PROBLEM TO SOLVE:
Track down the lines that contain "Sedimentation" and copy them.

GIVEN RECORDS:

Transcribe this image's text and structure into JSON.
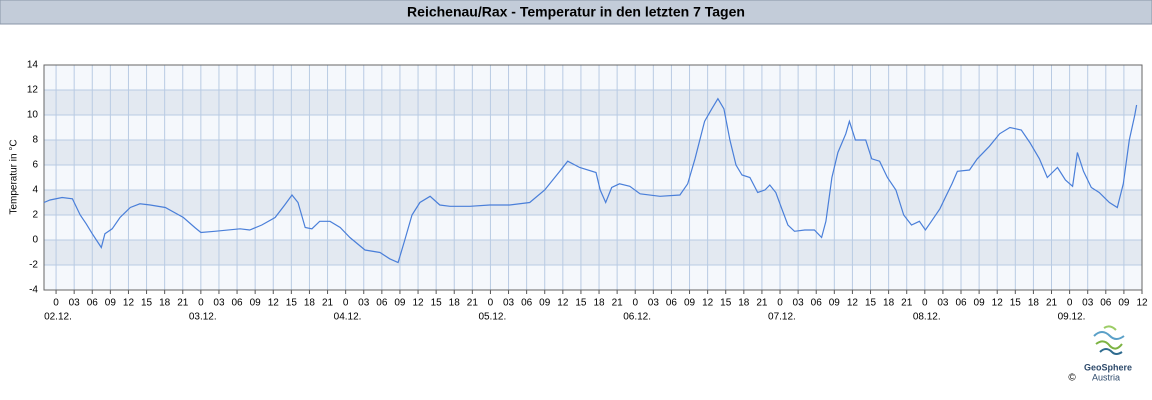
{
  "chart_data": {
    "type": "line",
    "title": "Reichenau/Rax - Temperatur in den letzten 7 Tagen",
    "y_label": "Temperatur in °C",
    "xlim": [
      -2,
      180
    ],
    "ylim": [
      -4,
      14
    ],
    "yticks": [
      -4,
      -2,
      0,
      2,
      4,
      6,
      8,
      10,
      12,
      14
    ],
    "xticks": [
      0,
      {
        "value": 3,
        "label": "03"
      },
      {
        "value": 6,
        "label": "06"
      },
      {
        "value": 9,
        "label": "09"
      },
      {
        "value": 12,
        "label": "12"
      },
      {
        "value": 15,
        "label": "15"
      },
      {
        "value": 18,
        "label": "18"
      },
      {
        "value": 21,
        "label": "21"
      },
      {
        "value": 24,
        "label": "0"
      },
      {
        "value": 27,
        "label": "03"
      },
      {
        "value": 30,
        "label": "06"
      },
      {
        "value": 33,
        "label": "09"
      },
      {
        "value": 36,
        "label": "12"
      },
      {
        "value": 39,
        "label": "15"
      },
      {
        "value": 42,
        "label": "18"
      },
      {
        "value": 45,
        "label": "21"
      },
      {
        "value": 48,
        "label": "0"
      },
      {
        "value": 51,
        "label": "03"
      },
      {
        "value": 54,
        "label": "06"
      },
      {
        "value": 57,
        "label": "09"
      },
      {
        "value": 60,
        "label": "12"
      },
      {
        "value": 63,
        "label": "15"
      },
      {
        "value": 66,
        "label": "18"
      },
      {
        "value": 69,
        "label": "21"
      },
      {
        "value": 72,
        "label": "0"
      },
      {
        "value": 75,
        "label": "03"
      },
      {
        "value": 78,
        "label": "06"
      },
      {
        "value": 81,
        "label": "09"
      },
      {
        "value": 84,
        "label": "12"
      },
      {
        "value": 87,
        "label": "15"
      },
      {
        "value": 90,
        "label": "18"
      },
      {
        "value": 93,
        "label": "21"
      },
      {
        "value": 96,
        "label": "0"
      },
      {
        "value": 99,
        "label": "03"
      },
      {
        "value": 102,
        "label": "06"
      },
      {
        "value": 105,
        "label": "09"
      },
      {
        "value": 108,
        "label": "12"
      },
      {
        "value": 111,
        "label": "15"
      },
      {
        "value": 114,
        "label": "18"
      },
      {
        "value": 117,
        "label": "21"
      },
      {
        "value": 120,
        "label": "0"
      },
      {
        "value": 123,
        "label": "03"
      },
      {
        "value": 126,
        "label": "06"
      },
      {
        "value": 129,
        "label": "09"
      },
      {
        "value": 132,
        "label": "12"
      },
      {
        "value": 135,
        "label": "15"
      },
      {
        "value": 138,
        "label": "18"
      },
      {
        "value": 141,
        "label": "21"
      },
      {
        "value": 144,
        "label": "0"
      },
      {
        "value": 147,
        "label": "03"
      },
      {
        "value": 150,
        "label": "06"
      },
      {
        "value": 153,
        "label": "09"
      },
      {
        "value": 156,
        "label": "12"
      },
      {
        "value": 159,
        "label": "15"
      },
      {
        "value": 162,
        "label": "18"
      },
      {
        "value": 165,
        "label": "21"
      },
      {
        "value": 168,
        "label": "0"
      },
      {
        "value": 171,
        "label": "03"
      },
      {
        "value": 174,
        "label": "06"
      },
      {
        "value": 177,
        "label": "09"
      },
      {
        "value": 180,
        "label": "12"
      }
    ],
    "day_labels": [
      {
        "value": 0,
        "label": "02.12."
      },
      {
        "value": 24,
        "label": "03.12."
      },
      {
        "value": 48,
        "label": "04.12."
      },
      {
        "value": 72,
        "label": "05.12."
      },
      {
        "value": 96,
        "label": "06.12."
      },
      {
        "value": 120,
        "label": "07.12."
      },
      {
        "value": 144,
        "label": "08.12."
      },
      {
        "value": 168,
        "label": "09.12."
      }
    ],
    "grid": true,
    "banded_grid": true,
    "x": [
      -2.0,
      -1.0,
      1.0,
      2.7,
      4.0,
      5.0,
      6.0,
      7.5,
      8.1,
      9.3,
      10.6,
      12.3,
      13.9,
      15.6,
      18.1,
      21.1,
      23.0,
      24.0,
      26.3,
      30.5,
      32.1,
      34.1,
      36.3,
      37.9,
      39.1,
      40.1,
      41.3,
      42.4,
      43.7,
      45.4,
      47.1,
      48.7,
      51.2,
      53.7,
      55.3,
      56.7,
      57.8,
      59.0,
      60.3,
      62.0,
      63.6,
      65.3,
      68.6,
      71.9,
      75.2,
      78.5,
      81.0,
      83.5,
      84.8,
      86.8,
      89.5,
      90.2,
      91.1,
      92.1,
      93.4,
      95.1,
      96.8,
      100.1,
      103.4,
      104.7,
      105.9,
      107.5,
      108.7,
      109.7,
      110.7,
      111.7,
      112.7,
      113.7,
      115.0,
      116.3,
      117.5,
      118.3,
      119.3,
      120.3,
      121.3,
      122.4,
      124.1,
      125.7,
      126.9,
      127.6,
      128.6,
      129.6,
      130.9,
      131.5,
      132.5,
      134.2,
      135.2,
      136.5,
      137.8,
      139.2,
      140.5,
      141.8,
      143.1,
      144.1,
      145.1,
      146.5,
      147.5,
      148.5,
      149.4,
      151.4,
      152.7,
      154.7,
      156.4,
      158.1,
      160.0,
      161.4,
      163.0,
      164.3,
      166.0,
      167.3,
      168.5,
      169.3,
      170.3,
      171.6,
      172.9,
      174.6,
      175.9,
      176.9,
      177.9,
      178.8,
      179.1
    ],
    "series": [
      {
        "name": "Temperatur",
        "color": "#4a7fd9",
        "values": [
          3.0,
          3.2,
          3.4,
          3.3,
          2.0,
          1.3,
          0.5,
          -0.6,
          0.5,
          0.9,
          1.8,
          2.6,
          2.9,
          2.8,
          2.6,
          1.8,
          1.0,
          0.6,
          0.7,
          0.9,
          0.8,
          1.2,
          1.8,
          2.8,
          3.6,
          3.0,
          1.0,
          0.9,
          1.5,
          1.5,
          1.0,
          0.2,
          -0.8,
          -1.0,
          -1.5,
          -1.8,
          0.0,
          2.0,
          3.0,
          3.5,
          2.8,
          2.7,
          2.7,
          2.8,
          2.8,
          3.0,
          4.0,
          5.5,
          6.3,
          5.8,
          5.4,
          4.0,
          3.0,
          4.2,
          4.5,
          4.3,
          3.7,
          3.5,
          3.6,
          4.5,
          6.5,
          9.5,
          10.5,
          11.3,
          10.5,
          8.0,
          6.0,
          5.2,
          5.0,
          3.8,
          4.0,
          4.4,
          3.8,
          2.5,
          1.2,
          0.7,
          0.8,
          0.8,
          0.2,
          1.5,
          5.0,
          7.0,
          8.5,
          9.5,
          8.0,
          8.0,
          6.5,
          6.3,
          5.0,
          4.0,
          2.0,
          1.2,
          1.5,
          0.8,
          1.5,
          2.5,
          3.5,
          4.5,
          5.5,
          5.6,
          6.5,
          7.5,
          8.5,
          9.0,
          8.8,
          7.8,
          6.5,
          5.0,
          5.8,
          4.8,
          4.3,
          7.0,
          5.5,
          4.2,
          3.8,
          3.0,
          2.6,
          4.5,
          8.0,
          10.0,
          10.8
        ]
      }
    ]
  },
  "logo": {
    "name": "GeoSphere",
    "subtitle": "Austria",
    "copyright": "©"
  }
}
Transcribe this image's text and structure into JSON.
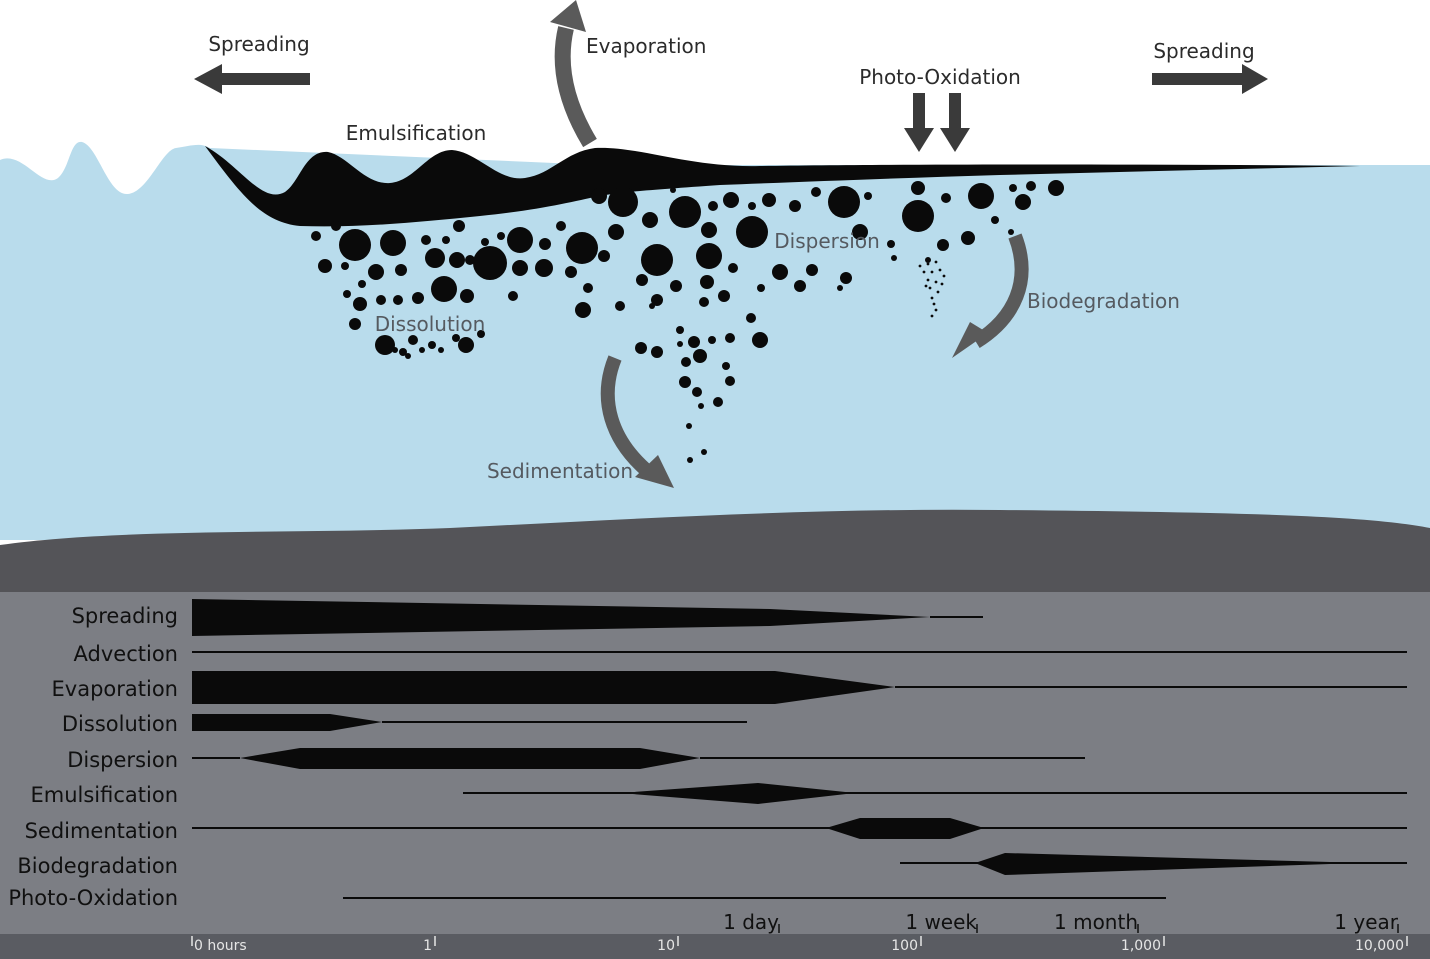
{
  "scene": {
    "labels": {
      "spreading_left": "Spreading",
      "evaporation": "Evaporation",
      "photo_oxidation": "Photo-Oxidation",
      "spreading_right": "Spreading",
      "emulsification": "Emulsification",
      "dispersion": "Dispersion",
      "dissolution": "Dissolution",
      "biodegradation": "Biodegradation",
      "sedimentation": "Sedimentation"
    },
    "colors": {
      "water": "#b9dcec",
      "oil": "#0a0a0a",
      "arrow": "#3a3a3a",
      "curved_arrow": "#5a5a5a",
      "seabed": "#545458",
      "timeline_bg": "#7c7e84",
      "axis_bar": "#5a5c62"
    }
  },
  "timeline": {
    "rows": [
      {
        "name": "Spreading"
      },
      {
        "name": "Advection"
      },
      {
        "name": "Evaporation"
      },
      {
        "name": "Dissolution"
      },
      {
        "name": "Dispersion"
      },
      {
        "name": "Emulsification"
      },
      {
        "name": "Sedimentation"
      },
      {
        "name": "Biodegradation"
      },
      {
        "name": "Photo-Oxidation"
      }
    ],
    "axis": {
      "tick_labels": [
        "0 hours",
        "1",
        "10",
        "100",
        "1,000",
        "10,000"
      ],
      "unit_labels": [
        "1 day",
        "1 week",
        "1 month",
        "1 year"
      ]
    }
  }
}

TASK RESULT:
      "sedimentation": "Sedimentation"
        "name": "Sedimentation"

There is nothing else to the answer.